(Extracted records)

....................

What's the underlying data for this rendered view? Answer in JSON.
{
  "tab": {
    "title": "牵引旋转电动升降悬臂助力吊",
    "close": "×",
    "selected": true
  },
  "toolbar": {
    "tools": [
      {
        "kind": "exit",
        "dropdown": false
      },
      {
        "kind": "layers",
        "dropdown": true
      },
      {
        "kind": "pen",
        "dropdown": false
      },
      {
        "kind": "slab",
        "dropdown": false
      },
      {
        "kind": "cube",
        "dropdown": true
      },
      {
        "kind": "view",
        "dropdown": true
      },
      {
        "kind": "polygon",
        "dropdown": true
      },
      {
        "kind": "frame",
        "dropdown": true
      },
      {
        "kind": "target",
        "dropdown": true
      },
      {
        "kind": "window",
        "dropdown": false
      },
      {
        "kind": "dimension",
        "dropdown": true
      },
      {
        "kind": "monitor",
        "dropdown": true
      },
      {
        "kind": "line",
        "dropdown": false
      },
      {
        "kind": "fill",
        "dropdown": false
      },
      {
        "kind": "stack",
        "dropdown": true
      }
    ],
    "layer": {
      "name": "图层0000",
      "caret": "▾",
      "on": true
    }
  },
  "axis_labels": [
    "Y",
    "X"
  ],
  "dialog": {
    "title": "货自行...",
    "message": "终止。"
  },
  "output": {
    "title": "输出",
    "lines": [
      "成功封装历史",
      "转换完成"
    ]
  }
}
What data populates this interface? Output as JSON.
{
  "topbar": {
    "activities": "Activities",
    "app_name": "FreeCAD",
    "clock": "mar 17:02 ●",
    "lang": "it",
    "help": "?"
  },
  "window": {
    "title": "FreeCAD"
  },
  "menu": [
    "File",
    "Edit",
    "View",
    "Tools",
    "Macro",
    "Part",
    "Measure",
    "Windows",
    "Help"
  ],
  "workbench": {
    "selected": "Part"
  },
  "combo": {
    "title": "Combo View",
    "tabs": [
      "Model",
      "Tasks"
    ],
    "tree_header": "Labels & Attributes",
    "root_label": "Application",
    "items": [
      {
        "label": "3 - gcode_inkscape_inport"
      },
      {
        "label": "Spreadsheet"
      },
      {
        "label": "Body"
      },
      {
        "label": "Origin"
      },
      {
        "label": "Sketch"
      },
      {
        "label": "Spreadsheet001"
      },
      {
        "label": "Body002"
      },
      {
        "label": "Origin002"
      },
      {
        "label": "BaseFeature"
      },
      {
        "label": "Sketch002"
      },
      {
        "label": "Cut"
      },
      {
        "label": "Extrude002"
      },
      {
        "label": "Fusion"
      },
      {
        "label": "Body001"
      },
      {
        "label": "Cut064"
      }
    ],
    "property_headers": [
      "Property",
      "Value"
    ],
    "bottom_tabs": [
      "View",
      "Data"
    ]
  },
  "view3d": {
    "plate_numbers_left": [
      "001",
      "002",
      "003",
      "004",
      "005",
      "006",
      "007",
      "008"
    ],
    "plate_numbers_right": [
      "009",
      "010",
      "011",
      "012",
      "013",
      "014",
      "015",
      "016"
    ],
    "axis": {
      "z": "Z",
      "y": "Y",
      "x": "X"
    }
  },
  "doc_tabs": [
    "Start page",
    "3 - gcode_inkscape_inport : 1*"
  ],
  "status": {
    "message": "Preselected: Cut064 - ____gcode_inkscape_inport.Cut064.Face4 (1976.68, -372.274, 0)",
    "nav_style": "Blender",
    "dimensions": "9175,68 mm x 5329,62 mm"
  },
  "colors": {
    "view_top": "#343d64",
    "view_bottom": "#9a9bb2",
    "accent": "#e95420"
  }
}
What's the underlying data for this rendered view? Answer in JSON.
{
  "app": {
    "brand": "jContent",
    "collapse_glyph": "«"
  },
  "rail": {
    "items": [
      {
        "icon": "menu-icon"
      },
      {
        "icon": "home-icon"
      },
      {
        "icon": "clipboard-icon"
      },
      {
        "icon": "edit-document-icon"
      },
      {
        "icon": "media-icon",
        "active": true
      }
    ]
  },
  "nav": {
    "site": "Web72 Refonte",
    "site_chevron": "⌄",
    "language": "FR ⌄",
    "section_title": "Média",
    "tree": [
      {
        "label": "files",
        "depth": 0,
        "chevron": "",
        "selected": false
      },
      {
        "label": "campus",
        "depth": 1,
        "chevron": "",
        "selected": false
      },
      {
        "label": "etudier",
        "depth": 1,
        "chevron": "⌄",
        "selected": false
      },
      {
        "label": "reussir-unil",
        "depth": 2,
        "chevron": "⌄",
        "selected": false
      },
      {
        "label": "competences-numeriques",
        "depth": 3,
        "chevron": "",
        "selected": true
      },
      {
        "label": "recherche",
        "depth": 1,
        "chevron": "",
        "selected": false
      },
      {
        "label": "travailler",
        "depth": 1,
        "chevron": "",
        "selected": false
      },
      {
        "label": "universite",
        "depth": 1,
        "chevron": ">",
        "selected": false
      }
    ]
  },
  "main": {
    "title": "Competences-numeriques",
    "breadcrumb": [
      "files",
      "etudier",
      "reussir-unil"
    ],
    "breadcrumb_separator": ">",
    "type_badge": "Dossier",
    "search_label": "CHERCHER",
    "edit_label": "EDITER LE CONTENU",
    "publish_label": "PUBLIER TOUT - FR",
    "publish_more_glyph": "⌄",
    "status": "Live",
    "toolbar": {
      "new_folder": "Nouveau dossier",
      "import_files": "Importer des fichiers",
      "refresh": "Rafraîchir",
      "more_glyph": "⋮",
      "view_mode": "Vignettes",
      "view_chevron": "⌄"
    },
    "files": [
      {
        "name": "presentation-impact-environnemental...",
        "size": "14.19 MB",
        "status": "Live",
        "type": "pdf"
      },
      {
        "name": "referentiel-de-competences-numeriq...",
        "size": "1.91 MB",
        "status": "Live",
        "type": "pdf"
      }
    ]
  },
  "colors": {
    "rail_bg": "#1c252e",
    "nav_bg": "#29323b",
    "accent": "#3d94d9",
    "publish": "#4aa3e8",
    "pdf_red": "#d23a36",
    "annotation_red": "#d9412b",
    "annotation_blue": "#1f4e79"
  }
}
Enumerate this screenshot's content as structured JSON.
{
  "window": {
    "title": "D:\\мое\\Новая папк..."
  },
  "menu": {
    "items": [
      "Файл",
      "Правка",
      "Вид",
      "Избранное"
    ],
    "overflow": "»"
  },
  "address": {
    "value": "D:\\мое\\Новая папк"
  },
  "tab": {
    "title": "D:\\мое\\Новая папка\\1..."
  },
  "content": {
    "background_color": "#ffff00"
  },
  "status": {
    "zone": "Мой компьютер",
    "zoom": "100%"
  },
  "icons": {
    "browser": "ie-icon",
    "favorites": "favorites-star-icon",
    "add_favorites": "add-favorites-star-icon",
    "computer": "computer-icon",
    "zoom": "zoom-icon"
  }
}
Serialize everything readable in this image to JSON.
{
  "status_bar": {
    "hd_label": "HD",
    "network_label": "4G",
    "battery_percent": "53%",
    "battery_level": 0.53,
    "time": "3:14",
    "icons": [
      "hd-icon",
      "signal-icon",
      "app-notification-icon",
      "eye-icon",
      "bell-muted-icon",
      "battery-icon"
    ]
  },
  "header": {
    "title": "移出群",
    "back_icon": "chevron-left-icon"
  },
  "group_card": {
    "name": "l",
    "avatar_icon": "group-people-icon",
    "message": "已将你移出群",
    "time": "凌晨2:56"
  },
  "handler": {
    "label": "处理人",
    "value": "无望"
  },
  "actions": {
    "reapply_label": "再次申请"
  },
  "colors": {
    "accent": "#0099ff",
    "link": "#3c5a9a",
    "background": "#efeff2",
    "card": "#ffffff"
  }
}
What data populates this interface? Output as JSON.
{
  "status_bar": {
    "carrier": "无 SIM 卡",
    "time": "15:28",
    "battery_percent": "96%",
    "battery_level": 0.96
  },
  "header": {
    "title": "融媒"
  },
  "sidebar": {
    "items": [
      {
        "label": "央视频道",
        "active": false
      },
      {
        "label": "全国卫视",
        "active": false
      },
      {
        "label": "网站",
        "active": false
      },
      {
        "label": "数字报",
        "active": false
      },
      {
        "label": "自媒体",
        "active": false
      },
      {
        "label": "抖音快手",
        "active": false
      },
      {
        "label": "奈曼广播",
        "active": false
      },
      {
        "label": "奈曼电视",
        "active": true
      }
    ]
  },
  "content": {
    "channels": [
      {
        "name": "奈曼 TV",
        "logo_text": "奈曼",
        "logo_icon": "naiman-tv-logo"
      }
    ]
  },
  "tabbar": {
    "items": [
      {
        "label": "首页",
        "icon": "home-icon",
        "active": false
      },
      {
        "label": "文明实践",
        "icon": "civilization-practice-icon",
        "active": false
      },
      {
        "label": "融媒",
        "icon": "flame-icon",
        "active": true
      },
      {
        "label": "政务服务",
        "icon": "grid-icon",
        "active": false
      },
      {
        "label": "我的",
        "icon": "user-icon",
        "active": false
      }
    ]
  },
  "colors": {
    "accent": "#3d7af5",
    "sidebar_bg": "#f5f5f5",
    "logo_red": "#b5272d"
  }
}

....................

**Description of the task**
Scan the listing above. Gather each line that contains the word "numeriques".

**Written solution**
        "label": "competences-numeriques",
    "title": "Competences-numeriques",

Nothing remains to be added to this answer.